What you have to do ▸ Output the entries below exactly as they appear, from the line containing "message-line-1-text: Yeey, you" through the line containing "attachment-author: Alice the", inclusive.

-- BEGIN --

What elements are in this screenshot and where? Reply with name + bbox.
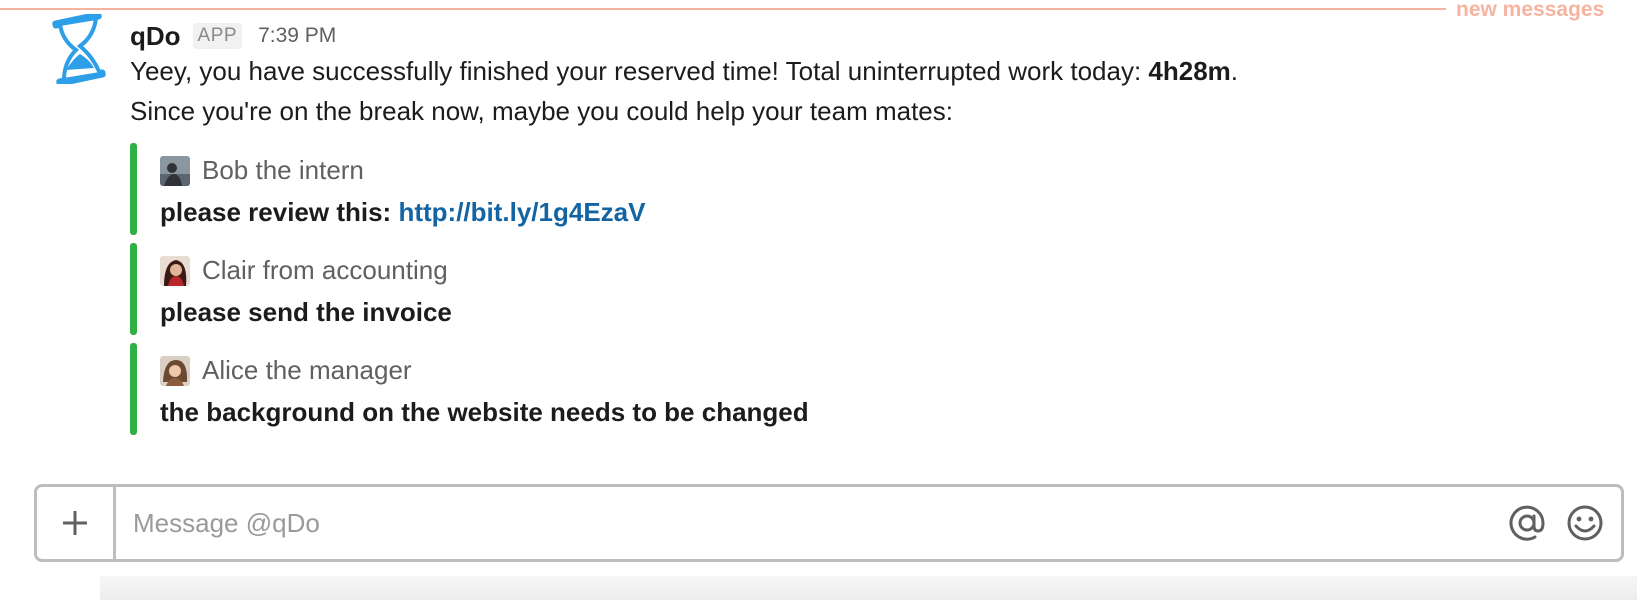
message-line-1-text: Yeey, you have successfully finished you… xyxy=(130,56,1149,86)
attachment-accent-bar xyxy=(130,243,137,335)
message-header: qDo APP 7:39 PM xyxy=(130,18,336,54)
attachment-author: Alice the manager xyxy=(160,355,412,386)
attachment-alice: Alice the manager the background on the … xyxy=(130,343,1030,435)
attachment-text-body: please review this: xyxy=(160,197,399,227)
attachment-clair: Clair from accounting please send the in… xyxy=(130,243,1030,335)
sender-name[interactable]: qDo xyxy=(130,21,181,52)
alice-avatar-icon[interactable] xyxy=(160,355,190,386)
new-messages-label: new messages xyxy=(1456,0,1605,21)
at-sign-icon[interactable] xyxy=(1507,503,1547,543)
attachment-bob: Bob the intern please review this: http:… xyxy=(130,143,1030,235)
attachment-author-name: Clair from accounting xyxy=(202,255,448,285)
clair-avatar-icon[interactable] xyxy=(160,255,190,286)
attachment-text: please review this: http://bit.ly/1g4Eza… xyxy=(160,197,645,228)
chat-view: new messages qDo APP 7:39 PM Yeey, you h… xyxy=(0,0,1637,600)
plus-icon xyxy=(63,511,87,535)
attachment-author-name: Alice the manager xyxy=(202,355,412,385)
add-attachment-button[interactable] xyxy=(37,487,116,559)
attachment-author: Clair from accounting xyxy=(160,255,448,286)
work-total: 4h28m xyxy=(1148,56,1231,86)
attachment-author: Bob the intern xyxy=(160,155,364,186)
message-input[interactable] xyxy=(133,505,1433,541)
attachment-author-name: Bob the intern xyxy=(202,155,364,185)
attachment-text: the background on the website needs to b… xyxy=(160,397,809,427)
message-line-2: Since you're on the break now, maybe you… xyxy=(130,96,953,126)
review-link[interactable]: http://bit.ly/1g4EzaV xyxy=(398,197,645,227)
footer-shadow xyxy=(100,576,1637,600)
attachment-accent-bar xyxy=(130,143,137,235)
message-timestamp[interactable]: 7:39 PM xyxy=(258,24,336,48)
message-composer xyxy=(34,484,1624,562)
new-messages-divider xyxy=(0,8,1446,10)
message-line-1-end: . xyxy=(1230,56,1239,86)
message-line-1: Yeey, you have successfully finished you… xyxy=(130,56,1238,87)
bob-avatar-icon[interactable] xyxy=(160,155,190,186)
attachment-text: please send the invoice xyxy=(160,297,452,327)
smiley-icon[interactable] xyxy=(1565,503,1605,543)
hourglass-app-avatar-icon[interactable] xyxy=(50,14,108,84)
attachment-accent-bar xyxy=(130,343,137,435)
app-badge: APP xyxy=(192,23,243,49)
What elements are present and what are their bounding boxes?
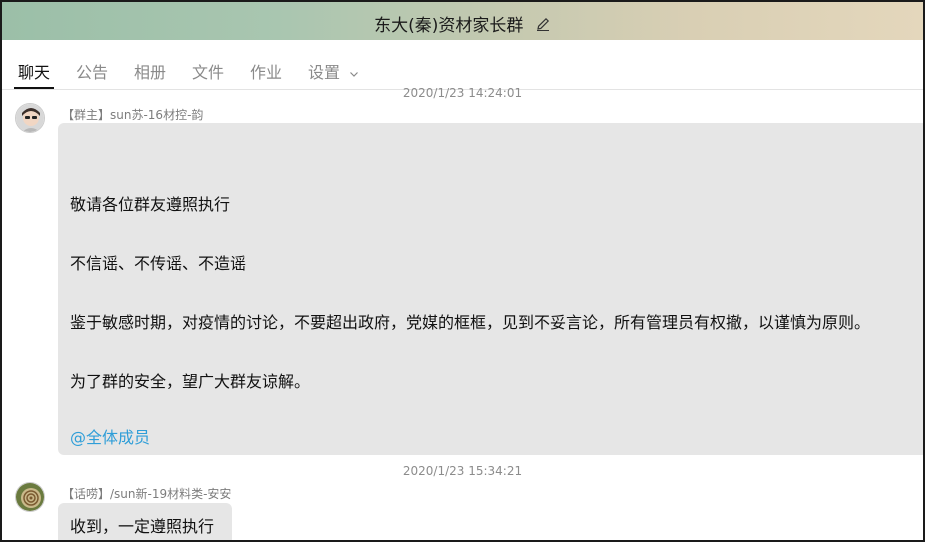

-- END --

Solved problem ▸
message-line-1-text: Yeey, you have successfully finished you… xyxy=(130,56,1149,86)
attachment-accent-bar xyxy=(130,243,137,335)
message-header: qDo APP 7:39 PM xyxy=(130,18,336,54)
attachment-author: Alice the manager xyxy=(160,355,412,386)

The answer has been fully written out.